Task data >>

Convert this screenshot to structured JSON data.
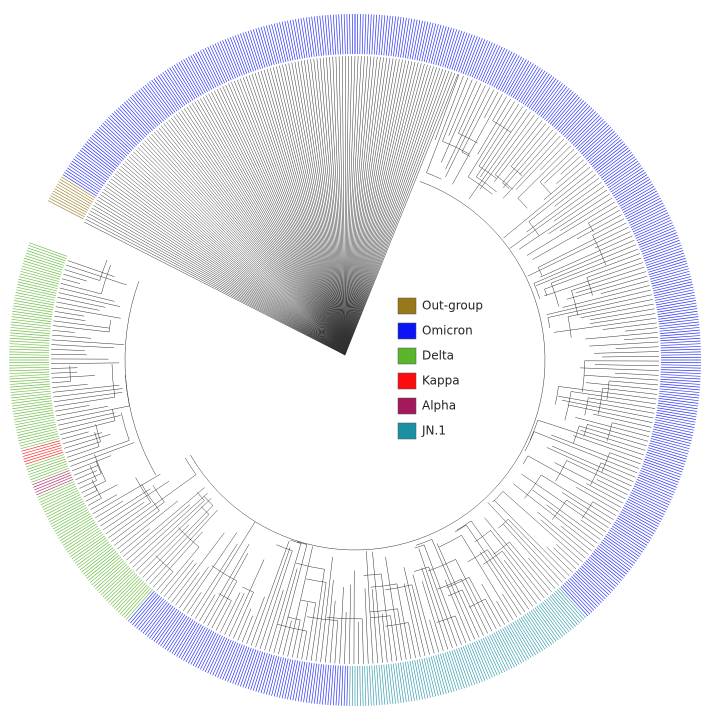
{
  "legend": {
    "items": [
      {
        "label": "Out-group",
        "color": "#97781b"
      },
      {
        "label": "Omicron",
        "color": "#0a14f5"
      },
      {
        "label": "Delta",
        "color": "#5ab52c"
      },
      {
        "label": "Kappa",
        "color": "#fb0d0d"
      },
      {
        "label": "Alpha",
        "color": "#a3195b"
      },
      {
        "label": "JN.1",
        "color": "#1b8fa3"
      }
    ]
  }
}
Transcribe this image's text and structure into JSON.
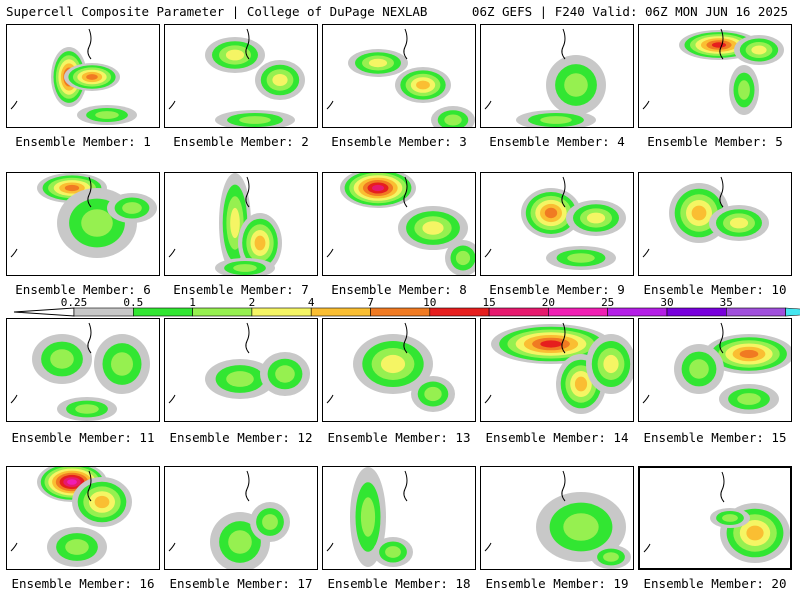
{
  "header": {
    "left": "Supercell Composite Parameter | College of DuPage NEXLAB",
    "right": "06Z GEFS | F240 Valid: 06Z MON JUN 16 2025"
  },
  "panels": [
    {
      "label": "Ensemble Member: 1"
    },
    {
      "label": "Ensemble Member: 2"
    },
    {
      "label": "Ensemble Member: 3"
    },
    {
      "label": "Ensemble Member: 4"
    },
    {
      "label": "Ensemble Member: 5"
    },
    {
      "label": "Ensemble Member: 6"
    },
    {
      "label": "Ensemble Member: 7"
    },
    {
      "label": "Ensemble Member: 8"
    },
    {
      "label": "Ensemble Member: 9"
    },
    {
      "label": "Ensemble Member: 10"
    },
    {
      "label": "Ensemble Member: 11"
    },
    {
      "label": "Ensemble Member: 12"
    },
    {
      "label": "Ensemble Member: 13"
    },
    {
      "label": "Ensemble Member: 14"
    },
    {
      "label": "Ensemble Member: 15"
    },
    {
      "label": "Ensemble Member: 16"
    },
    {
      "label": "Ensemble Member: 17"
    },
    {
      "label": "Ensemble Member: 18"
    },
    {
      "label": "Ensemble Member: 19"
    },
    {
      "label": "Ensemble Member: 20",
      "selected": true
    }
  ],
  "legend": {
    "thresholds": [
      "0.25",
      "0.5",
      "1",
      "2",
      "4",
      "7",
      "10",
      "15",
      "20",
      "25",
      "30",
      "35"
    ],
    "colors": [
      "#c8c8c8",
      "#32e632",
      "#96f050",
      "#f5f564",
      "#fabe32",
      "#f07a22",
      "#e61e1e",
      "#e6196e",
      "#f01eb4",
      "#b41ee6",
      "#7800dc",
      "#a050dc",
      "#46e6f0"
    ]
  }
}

==

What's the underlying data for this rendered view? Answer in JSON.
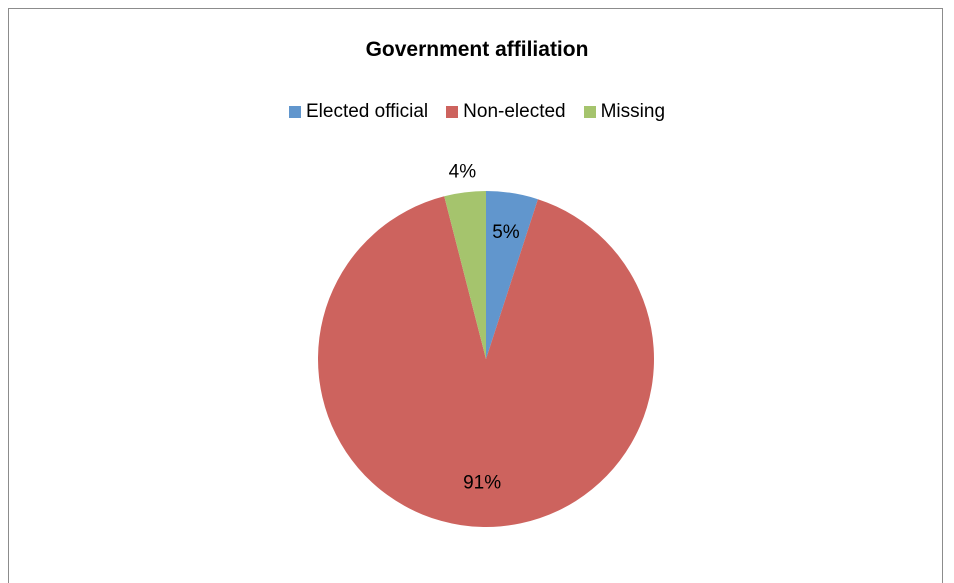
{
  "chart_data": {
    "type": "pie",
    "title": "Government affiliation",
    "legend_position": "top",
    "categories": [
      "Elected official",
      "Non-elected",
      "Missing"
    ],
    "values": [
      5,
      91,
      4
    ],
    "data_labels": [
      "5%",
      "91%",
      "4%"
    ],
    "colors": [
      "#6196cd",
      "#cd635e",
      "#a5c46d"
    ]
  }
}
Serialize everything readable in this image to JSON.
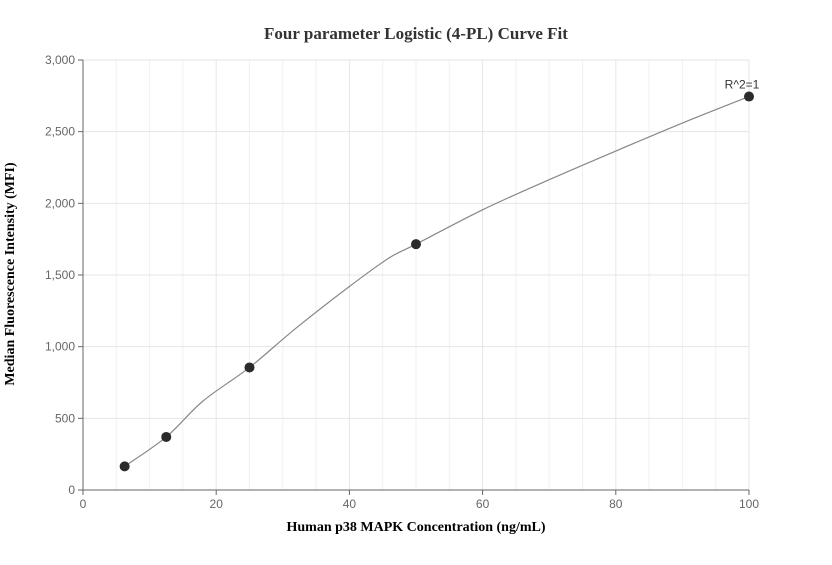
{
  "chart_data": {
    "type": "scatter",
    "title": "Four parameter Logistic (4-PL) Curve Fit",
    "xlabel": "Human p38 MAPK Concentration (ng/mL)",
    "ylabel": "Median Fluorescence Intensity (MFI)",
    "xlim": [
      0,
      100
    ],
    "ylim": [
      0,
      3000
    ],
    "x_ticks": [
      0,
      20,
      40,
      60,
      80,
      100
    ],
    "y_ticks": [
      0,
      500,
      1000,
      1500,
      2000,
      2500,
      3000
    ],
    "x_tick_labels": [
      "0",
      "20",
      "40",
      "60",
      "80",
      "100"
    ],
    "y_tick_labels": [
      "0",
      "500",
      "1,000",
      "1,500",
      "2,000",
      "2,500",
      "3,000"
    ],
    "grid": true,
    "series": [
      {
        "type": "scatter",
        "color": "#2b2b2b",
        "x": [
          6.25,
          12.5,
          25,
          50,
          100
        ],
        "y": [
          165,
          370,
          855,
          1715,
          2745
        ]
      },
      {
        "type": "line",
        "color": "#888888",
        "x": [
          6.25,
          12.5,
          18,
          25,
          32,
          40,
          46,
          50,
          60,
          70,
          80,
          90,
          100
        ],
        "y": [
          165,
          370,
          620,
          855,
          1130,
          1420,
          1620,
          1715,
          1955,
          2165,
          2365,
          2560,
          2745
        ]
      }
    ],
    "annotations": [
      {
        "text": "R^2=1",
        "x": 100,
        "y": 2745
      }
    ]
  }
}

---

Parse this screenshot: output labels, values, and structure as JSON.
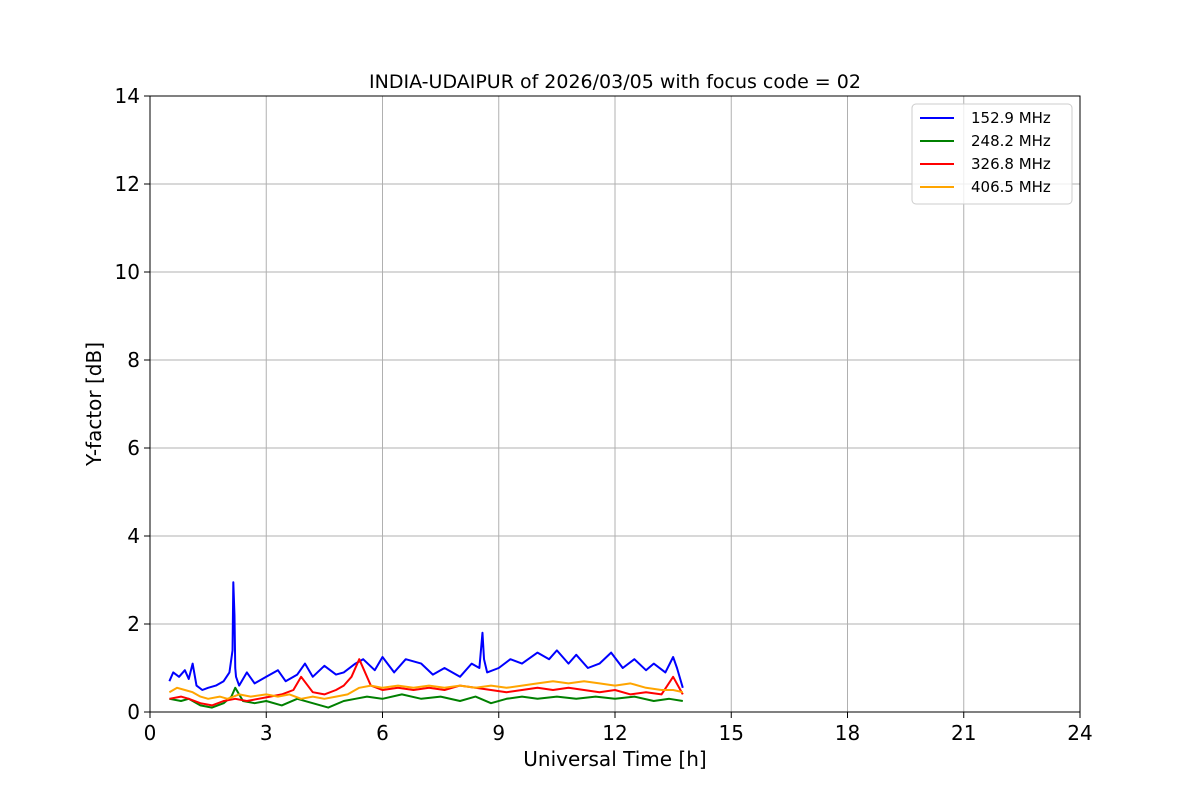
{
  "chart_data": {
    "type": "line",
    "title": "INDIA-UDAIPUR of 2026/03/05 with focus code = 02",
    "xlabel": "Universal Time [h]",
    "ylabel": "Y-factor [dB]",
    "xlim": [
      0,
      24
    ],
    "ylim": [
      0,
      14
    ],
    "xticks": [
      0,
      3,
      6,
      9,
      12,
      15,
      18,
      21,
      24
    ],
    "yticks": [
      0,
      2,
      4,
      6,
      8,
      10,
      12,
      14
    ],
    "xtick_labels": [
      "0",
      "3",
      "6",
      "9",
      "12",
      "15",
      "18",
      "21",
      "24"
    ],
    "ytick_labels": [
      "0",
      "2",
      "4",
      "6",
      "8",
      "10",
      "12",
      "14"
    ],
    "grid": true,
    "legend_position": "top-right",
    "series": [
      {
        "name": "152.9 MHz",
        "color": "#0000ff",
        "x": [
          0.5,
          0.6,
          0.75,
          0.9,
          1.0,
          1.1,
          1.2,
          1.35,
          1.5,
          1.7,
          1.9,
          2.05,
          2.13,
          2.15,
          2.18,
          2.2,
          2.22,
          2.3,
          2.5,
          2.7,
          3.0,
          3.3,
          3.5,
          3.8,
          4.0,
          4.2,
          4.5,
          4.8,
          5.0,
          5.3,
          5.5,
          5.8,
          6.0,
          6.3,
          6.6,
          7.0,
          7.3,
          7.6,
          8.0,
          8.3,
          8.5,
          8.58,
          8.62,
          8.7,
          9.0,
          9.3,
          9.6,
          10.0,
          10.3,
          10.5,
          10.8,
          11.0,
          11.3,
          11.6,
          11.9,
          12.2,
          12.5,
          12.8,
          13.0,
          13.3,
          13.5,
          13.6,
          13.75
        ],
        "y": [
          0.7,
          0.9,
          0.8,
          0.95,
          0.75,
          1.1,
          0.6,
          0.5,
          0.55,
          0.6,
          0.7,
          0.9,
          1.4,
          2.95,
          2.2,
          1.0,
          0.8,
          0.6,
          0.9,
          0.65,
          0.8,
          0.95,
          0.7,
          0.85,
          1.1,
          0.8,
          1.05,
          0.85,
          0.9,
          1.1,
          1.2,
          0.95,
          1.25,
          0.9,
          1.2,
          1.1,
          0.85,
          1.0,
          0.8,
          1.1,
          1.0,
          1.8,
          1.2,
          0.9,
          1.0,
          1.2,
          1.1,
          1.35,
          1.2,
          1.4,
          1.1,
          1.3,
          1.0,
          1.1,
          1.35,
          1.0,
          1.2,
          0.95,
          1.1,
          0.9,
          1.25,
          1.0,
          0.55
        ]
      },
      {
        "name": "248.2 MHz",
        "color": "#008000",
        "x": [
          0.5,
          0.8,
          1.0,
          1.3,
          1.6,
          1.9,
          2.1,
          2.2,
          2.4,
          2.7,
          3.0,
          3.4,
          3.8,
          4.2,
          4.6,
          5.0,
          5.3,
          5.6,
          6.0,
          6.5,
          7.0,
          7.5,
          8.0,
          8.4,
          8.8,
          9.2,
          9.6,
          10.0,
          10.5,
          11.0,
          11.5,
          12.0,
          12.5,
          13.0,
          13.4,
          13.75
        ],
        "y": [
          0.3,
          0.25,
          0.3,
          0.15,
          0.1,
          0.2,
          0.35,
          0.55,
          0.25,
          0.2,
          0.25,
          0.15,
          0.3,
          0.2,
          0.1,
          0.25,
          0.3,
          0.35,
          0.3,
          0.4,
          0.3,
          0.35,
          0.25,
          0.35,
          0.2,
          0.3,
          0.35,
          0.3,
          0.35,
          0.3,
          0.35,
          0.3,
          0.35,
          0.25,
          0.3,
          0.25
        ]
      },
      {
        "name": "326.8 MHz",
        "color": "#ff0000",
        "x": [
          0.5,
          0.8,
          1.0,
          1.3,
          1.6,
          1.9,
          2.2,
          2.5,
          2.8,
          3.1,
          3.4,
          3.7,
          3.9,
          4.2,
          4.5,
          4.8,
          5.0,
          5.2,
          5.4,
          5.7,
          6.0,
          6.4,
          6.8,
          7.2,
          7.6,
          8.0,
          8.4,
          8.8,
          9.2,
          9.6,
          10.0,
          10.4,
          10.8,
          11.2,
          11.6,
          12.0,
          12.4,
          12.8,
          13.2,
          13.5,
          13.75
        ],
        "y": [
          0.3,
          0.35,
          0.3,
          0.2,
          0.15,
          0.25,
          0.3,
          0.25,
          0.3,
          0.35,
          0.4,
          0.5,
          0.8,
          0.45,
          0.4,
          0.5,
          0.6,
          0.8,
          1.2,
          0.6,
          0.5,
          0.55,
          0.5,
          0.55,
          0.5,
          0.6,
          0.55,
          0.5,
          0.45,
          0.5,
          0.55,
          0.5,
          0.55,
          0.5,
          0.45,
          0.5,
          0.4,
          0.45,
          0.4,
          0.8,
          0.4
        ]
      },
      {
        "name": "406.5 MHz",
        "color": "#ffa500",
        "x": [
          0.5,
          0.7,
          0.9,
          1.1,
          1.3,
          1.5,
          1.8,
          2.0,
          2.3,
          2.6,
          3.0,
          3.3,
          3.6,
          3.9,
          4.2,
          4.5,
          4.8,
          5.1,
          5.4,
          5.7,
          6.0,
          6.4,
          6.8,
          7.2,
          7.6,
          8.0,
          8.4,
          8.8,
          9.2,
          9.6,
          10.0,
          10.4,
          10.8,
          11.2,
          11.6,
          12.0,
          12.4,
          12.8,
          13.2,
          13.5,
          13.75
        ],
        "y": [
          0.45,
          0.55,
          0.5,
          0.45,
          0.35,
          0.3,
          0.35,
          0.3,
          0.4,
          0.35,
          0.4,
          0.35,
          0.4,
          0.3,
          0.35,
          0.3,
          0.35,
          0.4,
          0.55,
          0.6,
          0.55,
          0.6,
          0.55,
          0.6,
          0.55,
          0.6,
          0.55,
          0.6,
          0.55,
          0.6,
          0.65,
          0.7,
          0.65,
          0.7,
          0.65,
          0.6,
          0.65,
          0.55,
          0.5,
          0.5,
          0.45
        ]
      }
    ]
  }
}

What you have to do >> Scan the material above. Return every line containing the string "this".

Written answer >>
Convert this screenshot to structured JSON data.
Transcribe this image's text and structure into JSON.
What's the underlying data for this rendered view? Answer in JSON.
Serialize everything readable in this image to JSON.
Parse this screenshot: output labels, values, and structure as JSON.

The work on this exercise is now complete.